### Provided data

-*-*-

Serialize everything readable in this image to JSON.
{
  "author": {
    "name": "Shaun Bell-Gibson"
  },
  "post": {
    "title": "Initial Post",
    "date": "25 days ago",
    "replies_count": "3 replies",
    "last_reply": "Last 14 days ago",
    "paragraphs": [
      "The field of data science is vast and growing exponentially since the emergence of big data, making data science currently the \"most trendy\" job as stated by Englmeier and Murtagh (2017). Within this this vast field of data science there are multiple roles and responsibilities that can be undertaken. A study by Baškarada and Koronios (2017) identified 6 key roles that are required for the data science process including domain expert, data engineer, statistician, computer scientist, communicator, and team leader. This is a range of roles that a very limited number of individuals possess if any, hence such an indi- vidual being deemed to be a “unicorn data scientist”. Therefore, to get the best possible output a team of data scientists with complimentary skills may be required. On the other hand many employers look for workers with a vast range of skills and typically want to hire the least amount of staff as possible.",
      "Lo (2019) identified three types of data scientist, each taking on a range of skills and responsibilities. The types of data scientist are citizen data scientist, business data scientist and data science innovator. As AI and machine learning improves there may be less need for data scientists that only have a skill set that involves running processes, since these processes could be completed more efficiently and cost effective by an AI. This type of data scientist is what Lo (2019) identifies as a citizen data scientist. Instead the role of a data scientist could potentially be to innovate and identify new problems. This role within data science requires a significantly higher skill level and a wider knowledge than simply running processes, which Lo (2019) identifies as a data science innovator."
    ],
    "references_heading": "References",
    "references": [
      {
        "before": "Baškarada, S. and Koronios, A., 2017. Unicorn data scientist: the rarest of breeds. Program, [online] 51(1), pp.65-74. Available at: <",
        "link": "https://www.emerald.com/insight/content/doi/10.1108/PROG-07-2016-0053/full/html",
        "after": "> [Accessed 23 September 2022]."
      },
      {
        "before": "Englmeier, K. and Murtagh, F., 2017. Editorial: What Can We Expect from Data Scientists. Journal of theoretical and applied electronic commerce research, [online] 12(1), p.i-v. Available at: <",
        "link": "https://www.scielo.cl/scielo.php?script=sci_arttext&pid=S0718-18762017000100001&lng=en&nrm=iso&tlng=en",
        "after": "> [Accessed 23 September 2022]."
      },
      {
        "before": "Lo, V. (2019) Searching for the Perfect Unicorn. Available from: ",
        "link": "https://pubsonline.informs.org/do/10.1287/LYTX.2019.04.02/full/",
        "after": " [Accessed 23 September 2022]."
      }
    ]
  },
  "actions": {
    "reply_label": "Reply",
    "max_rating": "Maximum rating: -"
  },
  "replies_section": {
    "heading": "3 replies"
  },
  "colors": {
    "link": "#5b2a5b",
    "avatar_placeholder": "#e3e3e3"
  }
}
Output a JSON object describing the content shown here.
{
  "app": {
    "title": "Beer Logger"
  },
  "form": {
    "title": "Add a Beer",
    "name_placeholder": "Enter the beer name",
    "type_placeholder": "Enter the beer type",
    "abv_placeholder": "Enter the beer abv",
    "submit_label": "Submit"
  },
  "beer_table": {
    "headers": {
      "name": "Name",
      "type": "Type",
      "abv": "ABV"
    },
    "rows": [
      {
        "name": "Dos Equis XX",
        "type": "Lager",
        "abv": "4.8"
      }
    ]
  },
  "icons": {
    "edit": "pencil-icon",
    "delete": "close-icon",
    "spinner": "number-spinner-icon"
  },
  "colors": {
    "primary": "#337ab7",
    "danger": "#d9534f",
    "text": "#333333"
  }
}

-*-*-

### Your goal
In the entries above, find each line with the word "Enter" and copy it.

### Reply to the exercise
    "name_placeholder": "Enter the beer name",
    "type_placeholder": "Enter the beer type",
    "abv_placeholder": "Enter the beer abv",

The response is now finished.